Whenever a line contains the string "Heliocentric", copy it out of the entries.
### Material provided ###
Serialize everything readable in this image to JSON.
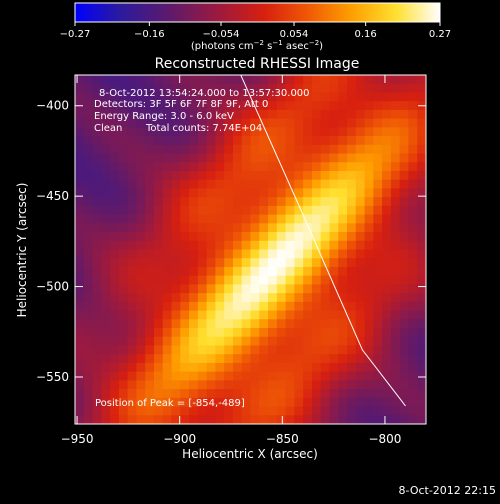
{
  "chart_data": {
    "type": "heatmap",
    "title": "Reconstructed RHESSI Image",
    "xlabel": "Heliocentric X (arcsec)",
    "ylabel": "Heliocentric Y (arcsec)",
    "xlim": [
      -951,
      -780
    ],
    "ylim": [
      -576,
      -383
    ],
    "x_ticks": [
      -950,
      -900,
      -850,
      -800
    ],
    "y_ticks": [
      -400,
      -450,
      -500,
      -550
    ],
    "x_tick_labels": [
      "−950",
      "−900",
      "−850",
      "−800"
    ],
    "y_tick_labels": [
      "−400",
      "−450",
      "−500",
      "−550"
    ],
    "colorbar": {
      "ticks": [
        -0.27,
        -0.16,
        -0.054,
        0.054,
        0.16,
        0.27
      ],
      "tick_labels": [
        "−0.27",
        "−0.16",
        "−0.054",
        "0.054",
        "0.16",
        "0.27"
      ],
      "range": [
        -0.27,
        0.27
      ],
      "unit_prefix": "(photons cm",
      "unit_exp1": "−2",
      "unit_mid": " s",
      "unit_exp2": "−1",
      "unit_mid2": " asec",
      "unit_exp3": "−2",
      "unit_suffix": ")"
    },
    "annotations": {
      "time_range": "8-Oct-2012 13:54:24.000 to 13:57:30.000",
      "detectors": "Detectors: 3F 5F 6F 7F 8F 9F, Att 0",
      "energy": "Energy Range: 3.0 - 6.0 keV",
      "algorithm": "Clean",
      "counts": "Total counts: 7.74E+04",
      "peak": "Position of Peak = [-854,-489]"
    },
    "peak": {
      "x": -854,
      "y": -489
    },
    "limb_line": [
      [
        -873,
        -376
      ],
      [
        -840,
        -460
      ],
      [
        -811,
        -535
      ],
      [
        -790,
        -566
      ]
    ],
    "colormap": "blue-purple-red-yellow-white (IDL color table 5)"
  },
  "footer": {
    "timestamp": "8-Oct-2012 22:15"
  }
}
###
**Complete response**:
    "xlabel": "Heliocentric X (arcsec)",
    "ylabel": "Heliocentric Y (arcsec)",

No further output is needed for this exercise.